*WHAT NEEDS TO BE DONE:*
Write out the full listing exactly as given, minus the images.

----

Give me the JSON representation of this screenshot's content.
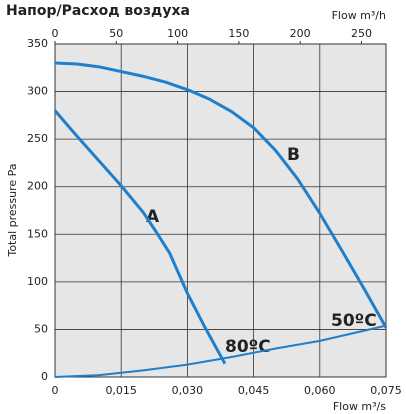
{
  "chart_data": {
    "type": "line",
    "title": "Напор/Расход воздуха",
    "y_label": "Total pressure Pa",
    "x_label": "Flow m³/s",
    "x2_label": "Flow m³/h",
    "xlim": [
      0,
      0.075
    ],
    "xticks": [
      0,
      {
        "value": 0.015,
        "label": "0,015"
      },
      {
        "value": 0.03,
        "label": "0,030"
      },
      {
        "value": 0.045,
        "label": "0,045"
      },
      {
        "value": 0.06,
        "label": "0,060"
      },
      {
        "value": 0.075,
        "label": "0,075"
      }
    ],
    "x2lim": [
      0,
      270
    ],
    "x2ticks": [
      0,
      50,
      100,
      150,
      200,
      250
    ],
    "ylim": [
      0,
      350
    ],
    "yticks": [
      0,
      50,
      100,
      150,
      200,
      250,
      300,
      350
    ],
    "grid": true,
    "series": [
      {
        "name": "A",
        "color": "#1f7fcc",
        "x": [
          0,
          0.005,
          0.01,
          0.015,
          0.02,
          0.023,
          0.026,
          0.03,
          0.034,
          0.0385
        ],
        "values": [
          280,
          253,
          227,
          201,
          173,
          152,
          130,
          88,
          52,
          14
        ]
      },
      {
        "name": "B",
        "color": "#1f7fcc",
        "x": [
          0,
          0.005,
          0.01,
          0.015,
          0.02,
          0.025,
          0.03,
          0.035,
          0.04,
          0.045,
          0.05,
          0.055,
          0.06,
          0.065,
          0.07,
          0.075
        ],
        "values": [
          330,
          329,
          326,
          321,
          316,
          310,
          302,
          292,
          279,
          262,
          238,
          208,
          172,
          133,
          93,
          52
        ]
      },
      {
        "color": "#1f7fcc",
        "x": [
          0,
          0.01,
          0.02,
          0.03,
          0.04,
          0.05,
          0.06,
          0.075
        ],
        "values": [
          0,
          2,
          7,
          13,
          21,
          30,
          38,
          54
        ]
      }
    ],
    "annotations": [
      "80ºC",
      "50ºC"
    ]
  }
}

----

*COMPLETE OUTPUT:*
Give me the JSON representation of this screenshot's content.
{
  "chart_data": {
    "type": "line",
    "title": "Напор/Расход воздуха",
    "y_label": "Total pressure Pa",
    "x_label": "Flow m³/s",
    "x2_label": "Flow m³/h",
    "xlim": [
      0,
      0.075
    ],
    "xticks": [
      0,
      {
        "value": 0.015,
        "label": "0,015"
      },
      {
        "value": 0.03,
        "label": "0,030"
      },
      {
        "value": 0.045,
        "label": "0,045"
      },
      {
        "value": 0.06,
        "label": "0,060"
      },
      {
        "value": 0.075,
        "label": "0,075"
      }
    ],
    "x2lim": [
      0,
      270
    ],
    "x2ticks": [
      0,
      50,
      100,
      150,
      200,
      250
    ],
    "ylim": [
      0,
      350
    ],
    "yticks": [
      0,
      50,
      100,
      150,
      200,
      250,
      300,
      350
    ],
    "grid": true,
    "series": [
      {
        "name": "A",
        "color": "#1f7fcc",
        "x": [
          0,
          0.005,
          0.01,
          0.015,
          0.02,
          0.023,
          0.026,
          0.03,
          0.034,
          0.0385
        ],
        "values": [
          280,
          253,
          227,
          201,
          173,
          152,
          130,
          88,
          52,
          14
        ]
      },
      {
        "name": "B",
        "color": "#1f7fcc",
        "x": [
          0,
          0.005,
          0.01,
          0.015,
          0.02,
          0.025,
          0.03,
          0.035,
          0.04,
          0.045,
          0.05,
          0.055,
          0.06,
          0.065,
          0.07,
          0.075
        ],
        "values": [
          330,
          329,
          326,
          321,
          316,
          310,
          302,
          292,
          279,
          262,
          238,
          208,
          172,
          133,
          93,
          52
        ]
      },
      {
        "color": "#1f7fcc",
        "x": [
          0,
          0.01,
          0.02,
          0.03,
          0.04,
          0.05,
          0.06,
          0.075
        ],
        "values": [
          0,
          2,
          7,
          13,
          21,
          30,
          38,
          54
        ]
      }
    ],
    "annotations": [
      "80ºC",
      "50ºC"
    ]
  }
}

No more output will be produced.